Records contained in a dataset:

==========

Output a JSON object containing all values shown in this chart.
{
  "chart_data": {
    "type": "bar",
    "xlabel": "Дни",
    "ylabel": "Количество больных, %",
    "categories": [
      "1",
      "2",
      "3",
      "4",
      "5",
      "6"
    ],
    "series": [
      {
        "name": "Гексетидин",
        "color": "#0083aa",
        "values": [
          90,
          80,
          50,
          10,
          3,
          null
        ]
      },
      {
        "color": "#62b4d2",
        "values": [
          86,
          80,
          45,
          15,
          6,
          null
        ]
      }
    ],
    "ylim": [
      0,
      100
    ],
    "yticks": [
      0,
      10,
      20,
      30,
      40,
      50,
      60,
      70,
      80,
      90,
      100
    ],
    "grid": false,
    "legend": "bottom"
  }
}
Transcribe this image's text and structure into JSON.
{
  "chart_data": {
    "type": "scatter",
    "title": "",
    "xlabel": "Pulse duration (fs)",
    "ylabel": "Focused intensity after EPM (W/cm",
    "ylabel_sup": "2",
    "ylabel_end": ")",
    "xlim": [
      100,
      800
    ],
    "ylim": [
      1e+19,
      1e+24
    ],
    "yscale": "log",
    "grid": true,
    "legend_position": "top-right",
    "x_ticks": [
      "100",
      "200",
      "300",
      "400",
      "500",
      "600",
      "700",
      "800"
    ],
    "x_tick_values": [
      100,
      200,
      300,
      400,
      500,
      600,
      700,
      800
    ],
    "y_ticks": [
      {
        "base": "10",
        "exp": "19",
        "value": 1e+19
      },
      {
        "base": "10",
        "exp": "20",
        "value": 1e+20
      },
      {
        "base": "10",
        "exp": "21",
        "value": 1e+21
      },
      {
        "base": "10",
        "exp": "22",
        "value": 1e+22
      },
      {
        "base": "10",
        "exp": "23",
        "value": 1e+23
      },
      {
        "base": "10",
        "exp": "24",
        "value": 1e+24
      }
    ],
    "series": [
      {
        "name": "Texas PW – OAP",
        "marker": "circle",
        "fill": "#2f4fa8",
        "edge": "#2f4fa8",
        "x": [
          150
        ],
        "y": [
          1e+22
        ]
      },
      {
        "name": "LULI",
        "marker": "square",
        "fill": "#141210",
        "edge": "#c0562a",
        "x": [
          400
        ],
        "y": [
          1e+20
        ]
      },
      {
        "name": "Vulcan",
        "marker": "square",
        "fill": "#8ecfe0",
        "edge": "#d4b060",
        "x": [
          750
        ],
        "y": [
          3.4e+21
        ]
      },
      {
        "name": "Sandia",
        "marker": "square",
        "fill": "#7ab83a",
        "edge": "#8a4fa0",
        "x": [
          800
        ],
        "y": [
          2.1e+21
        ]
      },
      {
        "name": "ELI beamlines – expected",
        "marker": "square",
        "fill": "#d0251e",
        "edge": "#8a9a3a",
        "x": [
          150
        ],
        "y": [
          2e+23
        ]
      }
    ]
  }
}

==========

Identify every line where the string "this" appears.

Output a JSON object containing all values shown in this chart.
Transcribe this image's text and structure into JSON.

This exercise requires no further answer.